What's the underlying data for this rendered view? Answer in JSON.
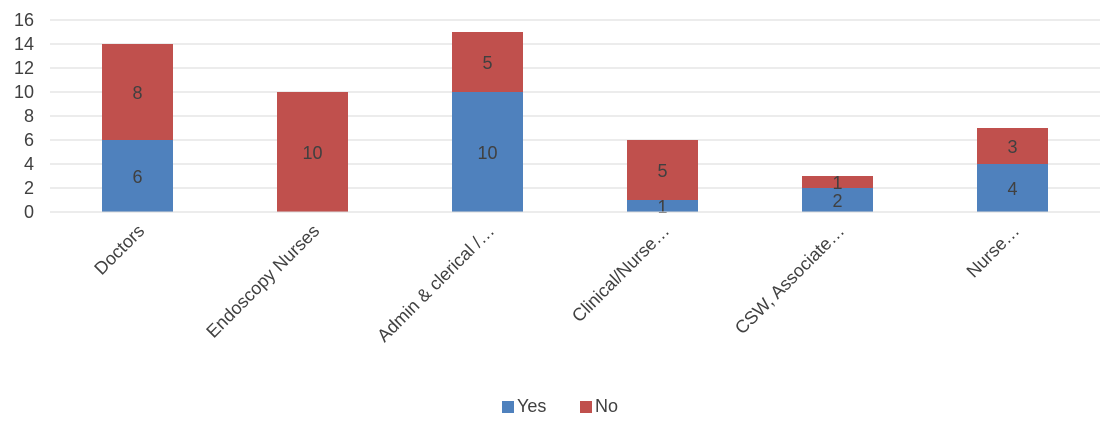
{
  "chart_data": {
    "type": "bar",
    "stacked": true,
    "categories": [
      "Doctors",
      "Endoscopy Nurses",
      "Admin & clerical /…",
      "Clinical/Nurse…",
      "CSW, Associate…",
      "Nurse…"
    ],
    "series": [
      {
        "name": "Yes",
        "values": [
          6,
          0,
          10,
          1,
          2,
          4
        ],
        "color": "#4F81BD"
      },
      {
        "name": "No",
        "values": [
          8,
          10,
          5,
          5,
          1,
          3
        ],
        "color": "#C0504D"
      }
    ],
    "ylim": [
      0,
      16
    ],
    "yticks": [
      "0",
      "2",
      "4",
      "6",
      "8",
      "10",
      "12",
      "14",
      "16"
    ],
    "grid": true,
    "legend_position": "bottom"
  }
}
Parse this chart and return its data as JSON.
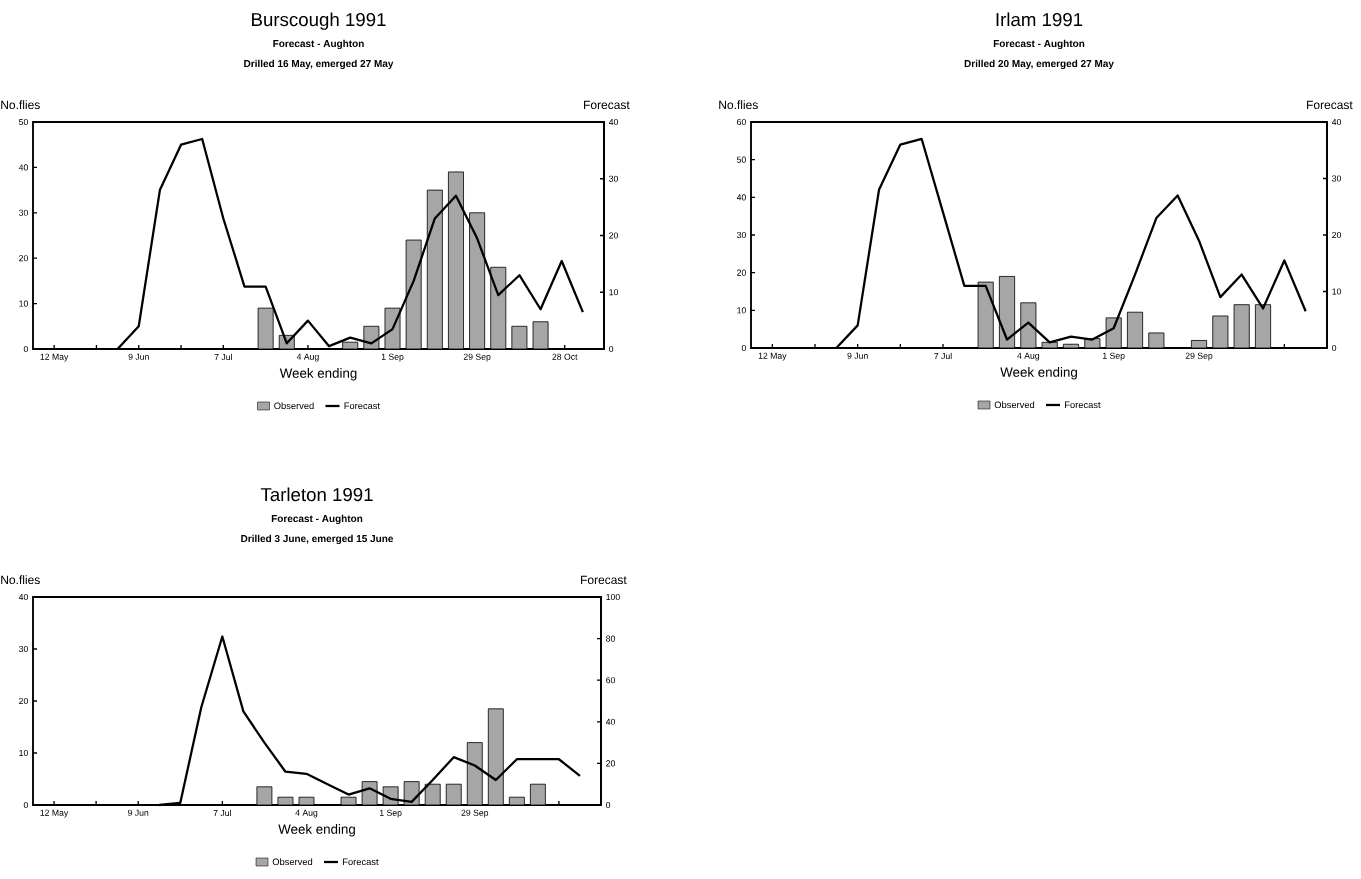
{
  "chart_data": [
    {
      "type": "bar",
      "title": "Burscough 1991",
      "subtitle": "Forecast - Aughton",
      "annotations": [
        "Drilled 16 May, emerged 27 May"
      ],
      "xlabel": "Week ending",
      "ylabel": "No.flies",
      "y2label": "Forecast",
      "xlim": [
        "1991-05-05",
        "1991-11-10"
      ],
      "xticks": [
        {
          "value": "1991-05-12",
          "label": "12 May"
        },
        {
          "value": "1991-05-26",
          "label": null
        },
        {
          "value": "1991-06-09",
          "label": "9 Jun"
        },
        {
          "value": "1991-06-23",
          "label": null
        },
        {
          "value": "1991-07-07",
          "label": "7 Jul"
        },
        {
          "value": "1991-07-21",
          "label": null
        },
        {
          "value": "1991-08-04",
          "label": "4 Aug"
        },
        {
          "value": "1991-08-18",
          "label": null
        },
        {
          "value": "1991-09-01",
          "label": "1 Sep"
        },
        {
          "value": "1991-09-15",
          "label": null
        },
        {
          "value": "1991-09-29",
          "label": "29 Sep"
        },
        {
          "value": "1991-10-13",
          "label": null
        },
        {
          "value": "1991-10-28",
          "label": "28 Oct"
        }
      ],
      "ylim": [
        0,
        50
      ],
      "yticks": [
        0,
        10,
        20,
        30,
        40,
        50
      ],
      "y2lim": [
        0,
        40
      ],
      "y2ticks": [
        0,
        10,
        20,
        30,
        40
      ],
      "legend": "bottom",
      "series": [
        {
          "name": "Observed",
          "color": "#a6a6a6",
          "x": [
            "1991-07-21",
            "1991-07-28",
            "1991-08-18",
            "1991-08-25",
            "1991-09-01",
            "1991-09-08",
            "1991-09-15",
            "1991-09-22",
            "1991-09-29",
            "1991-10-06",
            "1991-10-13",
            "1991-10-20"
          ],
          "values": [
            9,
            3,
            1.5,
            5,
            9,
            24,
            35,
            39,
            30,
            18,
            5,
            6
          ]
        },
        {
          "name": "Forecast",
          "type": "line",
          "axis": "y2",
          "color": "#000000",
          "x": [
            "1991-06-02",
            "1991-06-09",
            "1991-06-16",
            "1991-06-23",
            "1991-06-30",
            "1991-07-07",
            "1991-07-14",
            "1991-07-21",
            "1991-07-28",
            "1991-08-04",
            "1991-08-11",
            "1991-08-18",
            "1991-08-25",
            "1991-09-01",
            "1991-09-08",
            "1991-09-15",
            "1991-09-22",
            "1991-09-29",
            "1991-10-06",
            "1991-10-13",
            "1991-10-20",
            "1991-10-27",
            "1991-11-03"
          ],
          "values": [
            0,
            4,
            28,
            36,
            37,
            23,
            11,
            11,
            1,
            5,
            0.5,
            2,
            1,
            3.5,
            12,
            23,
            27,
            19.5,
            9.5,
            13,
            7,
            15.5,
            6.5
          ]
        }
      ]
    },
    {
      "type": "bar",
      "title": "Irlam 1991",
      "subtitle": "Forecast - Aughton",
      "annotations": [
        "Drilled 20 May, emerged 27 May"
      ],
      "xlabel": "Week ending",
      "ylabel": "No.flies",
      "y2label": "Forecast",
      "xlim": [
        "1991-05-05",
        "1991-11-10"
      ],
      "xticks": [
        {
          "value": "1991-05-12",
          "label": "12 May"
        },
        {
          "value": "1991-05-26",
          "label": null
        },
        {
          "value": "1991-06-09",
          "label": "9 Jun"
        },
        {
          "value": "1991-06-23",
          "label": null
        },
        {
          "value": "1991-07-07",
          "label": "7 Jul"
        },
        {
          "value": "1991-07-21",
          "label": null
        },
        {
          "value": "1991-08-04",
          "label": "4 Aug"
        },
        {
          "value": "1991-08-18",
          "label": null
        },
        {
          "value": "1991-09-01",
          "label": "1 Sep"
        },
        {
          "value": "1991-09-15",
          "label": null
        },
        {
          "value": "1991-09-29",
          "label": "29 Sep"
        },
        {
          "value": "1991-10-13",
          "label": null
        },
        {
          "value": "1991-10-27",
          "label": null
        }
      ],
      "ylim": [
        0,
        60
      ],
      "yticks": [
        0,
        10,
        20,
        30,
        40,
        50,
        60
      ],
      "y2lim": [
        0,
        40
      ],
      "y2ticks": [
        0,
        10,
        20,
        30,
        40
      ],
      "legend": "bottom",
      "series": [
        {
          "name": "Observed",
          "color": "#a6a6a6",
          "x": [
            "1991-07-21",
            "1991-07-28",
            "1991-08-04",
            "1991-08-11",
            "1991-08-18",
            "1991-08-25",
            "1991-09-01",
            "1991-09-08",
            "1991-09-15",
            "1991-09-29",
            "1991-10-06",
            "1991-10-13",
            "1991-10-20"
          ],
          "values": [
            17.5,
            19,
            12,
            1.5,
            1,
            2.5,
            8,
            9.5,
            4,
            2,
            8.5,
            11.5,
            11.5
          ]
        },
        {
          "name": "Forecast",
          "type": "line",
          "axis": "y2",
          "color": "#000000",
          "x": [
            "1991-06-02",
            "1991-06-09",
            "1991-06-16",
            "1991-06-23",
            "1991-06-30",
            "1991-07-07",
            "1991-07-14",
            "1991-07-21",
            "1991-07-28",
            "1991-08-04",
            "1991-08-11",
            "1991-08-18",
            "1991-08-25",
            "1991-09-01",
            "1991-09-08",
            "1991-09-15",
            "1991-09-22",
            "1991-09-29",
            "1991-10-06",
            "1991-10-13",
            "1991-10-20",
            "1991-10-27",
            "1991-11-03"
          ],
          "values": [
            0,
            4,
            28,
            36,
            37,
            24,
            11,
            11,
            1.5,
            4.5,
            1,
            2,
            1.5,
            3.5,
            13,
            23,
            27,
            19,
            9,
            13,
            7,
            15.5,
            6.5
          ]
        }
      ]
    },
    {
      "type": "bar",
      "title": "Tarleton 1991",
      "subtitle": "Forecast - Aughton",
      "annotations": [
        "Drilled 3 June, emerged 15 June"
      ],
      "xlabel": "Week ending",
      "ylabel": "No.flies",
      "y2label": "Forecast",
      "xlim": [
        "1991-05-05",
        "1991-11-10"
      ],
      "xticks": [
        {
          "value": "1991-05-12",
          "label": "12 May"
        },
        {
          "value": "1991-05-26",
          "label": null
        },
        {
          "value": "1991-06-09",
          "label": "9 Jun"
        },
        {
          "value": "1991-06-23",
          "label": null
        },
        {
          "value": "1991-07-07",
          "label": "7 Jul"
        },
        {
          "value": "1991-07-21",
          "label": null
        },
        {
          "value": "1991-08-04",
          "label": "4 Aug"
        },
        {
          "value": "1991-08-18",
          "label": null
        },
        {
          "value": "1991-09-01",
          "label": "1 Sep"
        },
        {
          "value": "1991-09-15",
          "label": null
        },
        {
          "value": "1991-09-29",
          "label": "29 Sep"
        },
        {
          "value": "1991-10-13",
          "label": null
        },
        {
          "value": "1991-10-27",
          "label": null
        }
      ],
      "ylim": [
        0,
        40
      ],
      "yticks": [
        0,
        10,
        20,
        30,
        40
      ],
      "y2lim": [
        0,
        100
      ],
      "y2ticks": [
        0,
        20,
        40,
        60,
        80,
        100
      ],
      "legend": "bottom",
      "series": [
        {
          "name": "Observed",
          "color": "#a6a6a6",
          "x": [
            "1991-07-21",
            "1991-07-28",
            "1991-08-04",
            "1991-08-18",
            "1991-08-25",
            "1991-09-01",
            "1991-09-08",
            "1991-09-15",
            "1991-09-22",
            "1991-09-29",
            "1991-10-06",
            "1991-10-13",
            "1991-10-20"
          ],
          "values": [
            3.5,
            1.5,
            1.5,
            1.5,
            4.5,
            3.5,
            4.5,
            4,
            4,
            12,
            18.5,
            1.5,
            4
          ]
        },
        {
          "name": "Forecast",
          "type": "line",
          "axis": "y2",
          "color": "#000000",
          "x": [
            "1991-06-16",
            "1991-06-23",
            "1991-06-30",
            "1991-07-07",
            "1991-07-14",
            "1991-07-21",
            "1991-07-28",
            "1991-08-04",
            "1991-08-11",
            "1991-08-18",
            "1991-08-25",
            "1991-09-01",
            "1991-09-08",
            "1991-09-15",
            "1991-09-22",
            "1991-09-29",
            "1991-10-06",
            "1991-10-13",
            "1991-10-20",
            "1991-10-27",
            "1991-11-03"
          ],
          "values": [
            0,
            1,
            47,
            81,
            45,
            30,
            16,
            15,
            10,
            5,
            8,
            3,
            1.5,
            12,
            23,
            19,
            12,
            22,
            22,
            22,
            14
          ]
        }
      ]
    }
  ]
}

=-=-=

> **EXERCISE DESCRIPTION**: How many of the lines above include the string "JSON"? Answer with the number only.

> **RESPONSE FOR THIS EXERCISE**: 2